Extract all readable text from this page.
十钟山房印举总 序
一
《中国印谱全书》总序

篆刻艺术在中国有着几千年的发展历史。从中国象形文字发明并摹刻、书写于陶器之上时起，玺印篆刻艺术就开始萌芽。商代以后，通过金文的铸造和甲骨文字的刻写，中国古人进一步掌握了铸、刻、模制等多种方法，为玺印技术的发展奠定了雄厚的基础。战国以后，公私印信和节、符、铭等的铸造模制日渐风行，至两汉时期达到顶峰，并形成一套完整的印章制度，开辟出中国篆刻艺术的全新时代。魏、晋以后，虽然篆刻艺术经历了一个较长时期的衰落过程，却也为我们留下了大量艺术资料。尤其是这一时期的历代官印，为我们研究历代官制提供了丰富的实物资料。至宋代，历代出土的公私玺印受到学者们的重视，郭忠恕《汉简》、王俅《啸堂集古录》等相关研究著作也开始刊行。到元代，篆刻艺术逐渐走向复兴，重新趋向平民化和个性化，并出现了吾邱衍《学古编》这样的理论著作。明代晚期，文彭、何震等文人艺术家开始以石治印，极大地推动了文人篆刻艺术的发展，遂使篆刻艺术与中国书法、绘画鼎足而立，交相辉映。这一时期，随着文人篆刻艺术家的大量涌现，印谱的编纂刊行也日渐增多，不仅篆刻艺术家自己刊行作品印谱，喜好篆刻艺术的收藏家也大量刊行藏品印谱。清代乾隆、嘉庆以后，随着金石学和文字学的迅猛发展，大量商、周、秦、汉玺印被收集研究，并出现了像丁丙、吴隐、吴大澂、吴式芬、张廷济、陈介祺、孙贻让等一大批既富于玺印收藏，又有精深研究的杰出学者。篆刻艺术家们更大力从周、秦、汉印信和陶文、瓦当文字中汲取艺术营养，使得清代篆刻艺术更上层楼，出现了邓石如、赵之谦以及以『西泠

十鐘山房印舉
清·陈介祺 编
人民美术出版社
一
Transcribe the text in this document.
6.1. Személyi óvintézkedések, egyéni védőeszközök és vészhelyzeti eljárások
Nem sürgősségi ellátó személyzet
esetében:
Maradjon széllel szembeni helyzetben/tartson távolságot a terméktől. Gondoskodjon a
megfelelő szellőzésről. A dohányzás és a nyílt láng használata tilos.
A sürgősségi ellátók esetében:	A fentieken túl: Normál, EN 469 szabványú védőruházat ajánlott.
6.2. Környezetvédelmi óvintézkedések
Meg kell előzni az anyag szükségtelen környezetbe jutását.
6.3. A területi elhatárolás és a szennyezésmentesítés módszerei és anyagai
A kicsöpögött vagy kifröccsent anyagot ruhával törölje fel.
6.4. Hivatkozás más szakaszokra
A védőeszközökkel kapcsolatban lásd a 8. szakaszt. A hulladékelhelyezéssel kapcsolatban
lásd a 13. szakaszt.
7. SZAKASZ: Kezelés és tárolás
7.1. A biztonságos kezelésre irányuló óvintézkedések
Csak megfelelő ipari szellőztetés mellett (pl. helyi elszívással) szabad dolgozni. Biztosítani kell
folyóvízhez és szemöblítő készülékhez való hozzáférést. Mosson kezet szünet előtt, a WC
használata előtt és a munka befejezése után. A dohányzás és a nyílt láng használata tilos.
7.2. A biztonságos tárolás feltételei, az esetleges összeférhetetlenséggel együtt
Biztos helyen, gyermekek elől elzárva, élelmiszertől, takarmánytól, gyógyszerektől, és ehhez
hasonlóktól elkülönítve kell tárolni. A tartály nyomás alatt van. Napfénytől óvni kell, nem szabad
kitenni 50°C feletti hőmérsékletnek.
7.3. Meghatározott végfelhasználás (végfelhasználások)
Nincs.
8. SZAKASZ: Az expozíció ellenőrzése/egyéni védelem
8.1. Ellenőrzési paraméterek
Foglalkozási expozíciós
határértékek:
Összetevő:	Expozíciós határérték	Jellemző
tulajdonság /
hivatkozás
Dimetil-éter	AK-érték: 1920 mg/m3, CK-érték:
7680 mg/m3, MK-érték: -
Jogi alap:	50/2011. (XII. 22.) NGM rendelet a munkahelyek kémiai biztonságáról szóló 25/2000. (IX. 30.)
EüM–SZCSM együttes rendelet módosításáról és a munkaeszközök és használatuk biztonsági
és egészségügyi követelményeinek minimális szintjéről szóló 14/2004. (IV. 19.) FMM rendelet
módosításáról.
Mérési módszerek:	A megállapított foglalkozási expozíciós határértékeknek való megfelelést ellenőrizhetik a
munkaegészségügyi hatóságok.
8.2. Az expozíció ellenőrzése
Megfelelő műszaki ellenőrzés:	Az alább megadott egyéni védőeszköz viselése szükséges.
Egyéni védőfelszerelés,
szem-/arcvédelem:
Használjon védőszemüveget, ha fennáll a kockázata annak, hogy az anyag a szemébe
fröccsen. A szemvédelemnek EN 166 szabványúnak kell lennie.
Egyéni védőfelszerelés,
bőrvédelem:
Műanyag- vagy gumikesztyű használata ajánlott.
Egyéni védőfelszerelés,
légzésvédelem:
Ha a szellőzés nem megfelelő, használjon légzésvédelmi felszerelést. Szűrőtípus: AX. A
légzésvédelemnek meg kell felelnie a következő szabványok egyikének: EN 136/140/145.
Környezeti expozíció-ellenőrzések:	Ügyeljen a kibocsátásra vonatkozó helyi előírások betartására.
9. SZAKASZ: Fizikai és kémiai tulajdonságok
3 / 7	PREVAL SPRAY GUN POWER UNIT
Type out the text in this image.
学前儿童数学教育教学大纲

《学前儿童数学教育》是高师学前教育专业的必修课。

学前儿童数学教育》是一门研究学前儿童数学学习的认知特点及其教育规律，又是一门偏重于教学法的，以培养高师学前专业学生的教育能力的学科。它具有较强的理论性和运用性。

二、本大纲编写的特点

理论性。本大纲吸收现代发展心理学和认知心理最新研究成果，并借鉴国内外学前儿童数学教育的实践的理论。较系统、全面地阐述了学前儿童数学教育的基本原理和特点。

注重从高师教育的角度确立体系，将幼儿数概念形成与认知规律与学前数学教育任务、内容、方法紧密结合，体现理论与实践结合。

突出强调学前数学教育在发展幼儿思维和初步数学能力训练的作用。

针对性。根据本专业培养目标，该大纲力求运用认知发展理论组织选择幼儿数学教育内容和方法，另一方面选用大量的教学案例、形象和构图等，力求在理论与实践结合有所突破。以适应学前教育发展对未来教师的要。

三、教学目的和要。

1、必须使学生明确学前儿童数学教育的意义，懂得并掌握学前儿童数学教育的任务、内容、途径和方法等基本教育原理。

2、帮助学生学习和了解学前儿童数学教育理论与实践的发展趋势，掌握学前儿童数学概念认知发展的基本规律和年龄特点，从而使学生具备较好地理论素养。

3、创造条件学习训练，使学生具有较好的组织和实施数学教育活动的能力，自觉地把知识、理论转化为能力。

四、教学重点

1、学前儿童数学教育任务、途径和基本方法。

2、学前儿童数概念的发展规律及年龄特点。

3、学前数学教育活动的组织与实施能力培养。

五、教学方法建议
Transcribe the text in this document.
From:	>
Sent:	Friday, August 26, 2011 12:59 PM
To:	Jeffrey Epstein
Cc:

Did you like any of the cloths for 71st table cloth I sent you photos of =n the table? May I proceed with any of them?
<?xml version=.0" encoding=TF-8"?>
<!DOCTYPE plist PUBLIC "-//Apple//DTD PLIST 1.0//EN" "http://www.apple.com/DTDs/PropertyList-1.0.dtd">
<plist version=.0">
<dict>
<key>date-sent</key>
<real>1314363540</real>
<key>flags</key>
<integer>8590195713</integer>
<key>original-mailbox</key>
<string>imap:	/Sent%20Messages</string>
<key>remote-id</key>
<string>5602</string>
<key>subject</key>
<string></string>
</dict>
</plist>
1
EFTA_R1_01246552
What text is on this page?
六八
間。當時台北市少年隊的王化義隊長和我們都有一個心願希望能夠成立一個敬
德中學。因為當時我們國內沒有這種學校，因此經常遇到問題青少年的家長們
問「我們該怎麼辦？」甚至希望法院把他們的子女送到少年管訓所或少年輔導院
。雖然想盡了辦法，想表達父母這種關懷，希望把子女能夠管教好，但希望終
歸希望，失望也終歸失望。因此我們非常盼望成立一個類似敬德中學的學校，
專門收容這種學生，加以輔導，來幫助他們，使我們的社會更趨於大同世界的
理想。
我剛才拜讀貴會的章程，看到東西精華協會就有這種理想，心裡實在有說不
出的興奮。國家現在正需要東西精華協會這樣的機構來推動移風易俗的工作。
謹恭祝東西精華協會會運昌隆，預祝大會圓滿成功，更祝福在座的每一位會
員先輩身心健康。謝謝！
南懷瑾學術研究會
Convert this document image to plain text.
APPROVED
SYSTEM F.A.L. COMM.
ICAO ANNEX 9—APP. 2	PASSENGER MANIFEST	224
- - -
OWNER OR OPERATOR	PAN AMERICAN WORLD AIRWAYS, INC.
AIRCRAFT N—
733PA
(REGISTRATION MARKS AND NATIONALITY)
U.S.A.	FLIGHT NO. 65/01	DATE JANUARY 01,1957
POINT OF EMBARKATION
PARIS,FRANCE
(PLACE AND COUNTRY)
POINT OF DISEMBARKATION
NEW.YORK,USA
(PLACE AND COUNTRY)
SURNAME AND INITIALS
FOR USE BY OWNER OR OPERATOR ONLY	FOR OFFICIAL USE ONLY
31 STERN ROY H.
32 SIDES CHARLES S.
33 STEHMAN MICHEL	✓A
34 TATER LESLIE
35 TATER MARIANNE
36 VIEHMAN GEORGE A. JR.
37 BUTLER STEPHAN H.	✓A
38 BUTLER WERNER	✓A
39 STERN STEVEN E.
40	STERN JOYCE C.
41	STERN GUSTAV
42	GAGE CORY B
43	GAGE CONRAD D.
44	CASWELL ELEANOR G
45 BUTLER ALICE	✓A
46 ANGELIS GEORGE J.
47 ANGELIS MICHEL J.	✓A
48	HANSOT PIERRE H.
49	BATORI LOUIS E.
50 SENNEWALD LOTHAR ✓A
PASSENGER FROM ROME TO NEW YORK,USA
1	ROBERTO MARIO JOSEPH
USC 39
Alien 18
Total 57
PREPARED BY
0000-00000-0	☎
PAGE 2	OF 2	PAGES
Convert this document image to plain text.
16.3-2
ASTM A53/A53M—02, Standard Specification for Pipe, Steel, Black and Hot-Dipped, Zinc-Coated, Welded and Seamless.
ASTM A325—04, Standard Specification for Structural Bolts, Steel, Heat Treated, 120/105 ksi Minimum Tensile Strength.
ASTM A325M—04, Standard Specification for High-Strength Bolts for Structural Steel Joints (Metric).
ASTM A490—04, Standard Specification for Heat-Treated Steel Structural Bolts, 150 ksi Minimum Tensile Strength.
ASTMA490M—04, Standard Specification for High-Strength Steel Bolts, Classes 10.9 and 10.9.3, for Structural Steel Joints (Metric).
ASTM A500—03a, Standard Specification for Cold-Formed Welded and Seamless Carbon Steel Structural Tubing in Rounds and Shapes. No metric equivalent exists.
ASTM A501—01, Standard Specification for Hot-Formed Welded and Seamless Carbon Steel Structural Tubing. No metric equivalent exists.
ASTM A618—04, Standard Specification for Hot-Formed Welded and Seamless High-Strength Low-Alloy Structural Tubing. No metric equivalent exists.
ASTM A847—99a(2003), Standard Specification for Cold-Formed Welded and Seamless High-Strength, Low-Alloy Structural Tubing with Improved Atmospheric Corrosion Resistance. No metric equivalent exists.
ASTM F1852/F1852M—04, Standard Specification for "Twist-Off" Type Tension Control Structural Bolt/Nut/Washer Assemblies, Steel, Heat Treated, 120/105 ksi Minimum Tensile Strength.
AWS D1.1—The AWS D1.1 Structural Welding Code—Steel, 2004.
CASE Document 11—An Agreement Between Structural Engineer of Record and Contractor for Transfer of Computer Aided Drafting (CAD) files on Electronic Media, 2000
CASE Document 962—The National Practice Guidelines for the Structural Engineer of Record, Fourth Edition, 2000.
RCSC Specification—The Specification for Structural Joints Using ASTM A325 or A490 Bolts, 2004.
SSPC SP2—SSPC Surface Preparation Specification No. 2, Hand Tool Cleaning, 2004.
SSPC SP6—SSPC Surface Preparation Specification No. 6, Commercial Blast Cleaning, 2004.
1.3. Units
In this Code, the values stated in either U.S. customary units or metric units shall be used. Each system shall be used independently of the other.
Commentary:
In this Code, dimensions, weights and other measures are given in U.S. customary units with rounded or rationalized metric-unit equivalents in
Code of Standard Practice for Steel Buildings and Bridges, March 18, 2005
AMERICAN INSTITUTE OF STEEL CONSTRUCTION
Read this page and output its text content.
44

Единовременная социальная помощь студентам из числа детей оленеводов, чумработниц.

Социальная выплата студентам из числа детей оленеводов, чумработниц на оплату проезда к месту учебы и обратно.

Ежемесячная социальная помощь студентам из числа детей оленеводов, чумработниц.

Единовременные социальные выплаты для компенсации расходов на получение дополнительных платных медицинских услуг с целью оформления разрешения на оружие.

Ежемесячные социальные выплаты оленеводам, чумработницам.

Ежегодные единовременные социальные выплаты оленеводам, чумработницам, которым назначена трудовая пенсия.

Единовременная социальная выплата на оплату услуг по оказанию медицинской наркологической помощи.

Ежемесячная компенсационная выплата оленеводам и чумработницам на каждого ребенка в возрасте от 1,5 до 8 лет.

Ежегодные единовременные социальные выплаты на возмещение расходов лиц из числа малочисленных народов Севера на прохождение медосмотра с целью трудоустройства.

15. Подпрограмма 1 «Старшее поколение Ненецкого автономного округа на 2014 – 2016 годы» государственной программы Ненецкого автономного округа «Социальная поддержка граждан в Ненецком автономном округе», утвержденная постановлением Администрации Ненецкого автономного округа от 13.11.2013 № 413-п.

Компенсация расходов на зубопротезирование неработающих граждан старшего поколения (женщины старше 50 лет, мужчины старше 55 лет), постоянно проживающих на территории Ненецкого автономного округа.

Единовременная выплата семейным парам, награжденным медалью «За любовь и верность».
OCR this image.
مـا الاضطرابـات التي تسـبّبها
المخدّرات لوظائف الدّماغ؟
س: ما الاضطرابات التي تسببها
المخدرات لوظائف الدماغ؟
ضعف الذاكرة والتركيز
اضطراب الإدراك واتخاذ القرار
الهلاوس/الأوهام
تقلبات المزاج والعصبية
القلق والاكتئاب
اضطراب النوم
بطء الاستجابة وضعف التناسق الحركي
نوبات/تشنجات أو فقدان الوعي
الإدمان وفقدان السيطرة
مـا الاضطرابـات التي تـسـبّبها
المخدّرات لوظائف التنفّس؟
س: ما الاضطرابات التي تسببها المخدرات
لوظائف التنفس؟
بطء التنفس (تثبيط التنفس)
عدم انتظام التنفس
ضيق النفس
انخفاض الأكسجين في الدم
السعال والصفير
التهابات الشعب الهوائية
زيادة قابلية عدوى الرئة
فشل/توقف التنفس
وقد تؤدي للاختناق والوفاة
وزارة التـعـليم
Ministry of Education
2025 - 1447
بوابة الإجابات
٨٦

○ ○ ○ ○

- _Set problem_
Copy each line of the records that contains the word "módosításáról".

- _Final result_
EüM–SZCSM együttes rendelet módosításáról és a munkaeszközök és használatuk biztonsági
módosításáról.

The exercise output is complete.